• _Exercise task_: Locate the lines of the listing below that hold "label", then copy each of them.

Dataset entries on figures

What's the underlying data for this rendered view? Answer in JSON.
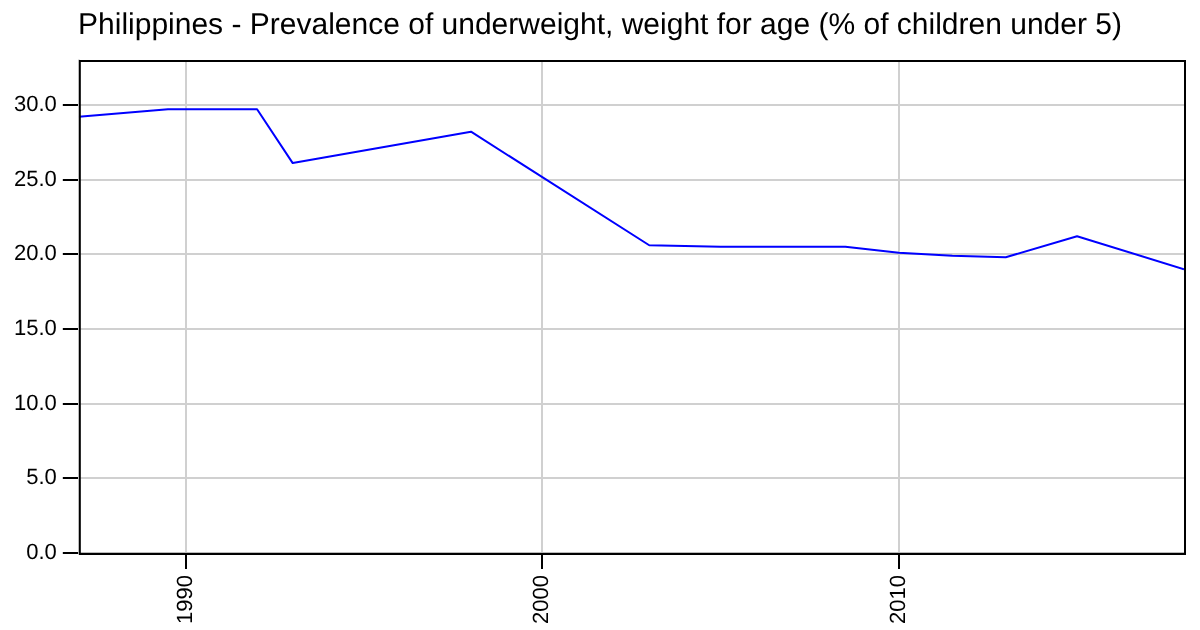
{
  "chart_data": {
    "type": "line",
    "title": "Philippines - Prevalence of underweight, weight for age (% of children under 5)",
    "x": [
      1987,
      1989.5,
      1992,
      1993,
      1998,
      2003,
      2005,
      2008.5,
      2010,
      2011.5,
      2013,
      2015,
      2018
    ],
    "series": [
      {
        "color": "#0000ff",
        "values": [
          29.2,
          29.7,
          29.7,
          26.1,
          28.2,
          20.6,
          20.5,
          20.5,
          20.1,
          19.9,
          19.8,
          21.2,
          19.0
        ]
      }
    ],
    "xlim": [
      1987,
      2018
    ],
    "xticks": [
      1990,
      2000,
      2010
    ],
    "ylim": [
      0,
      33
    ],
    "yticks": [
      {
        "value": 0,
        "label": "0.0"
      },
      {
        "value": 5,
        "label": "5.0"
      },
      {
        "value": 10,
        "label": "10.0"
      },
      {
        "value": 15,
        "label": "15.0"
      },
      {
        "value": 20,
        "label": "20.0"
      },
      {
        "value": 25,
        "label": "25.0"
      },
      {
        "value": 30,
        "label": "30.0"
      }
    ],
    "grid": true,
    "legend": false,
    "marker": "none",
    "line_style": "solid"
  }
}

• _Task solution_:
        "label": "0.0"
        "label": "5.0"
        "label": "10.0"
        "label": "15.0"
        "label": "20.0"
        "label": "25.0"
        "label": "30.0"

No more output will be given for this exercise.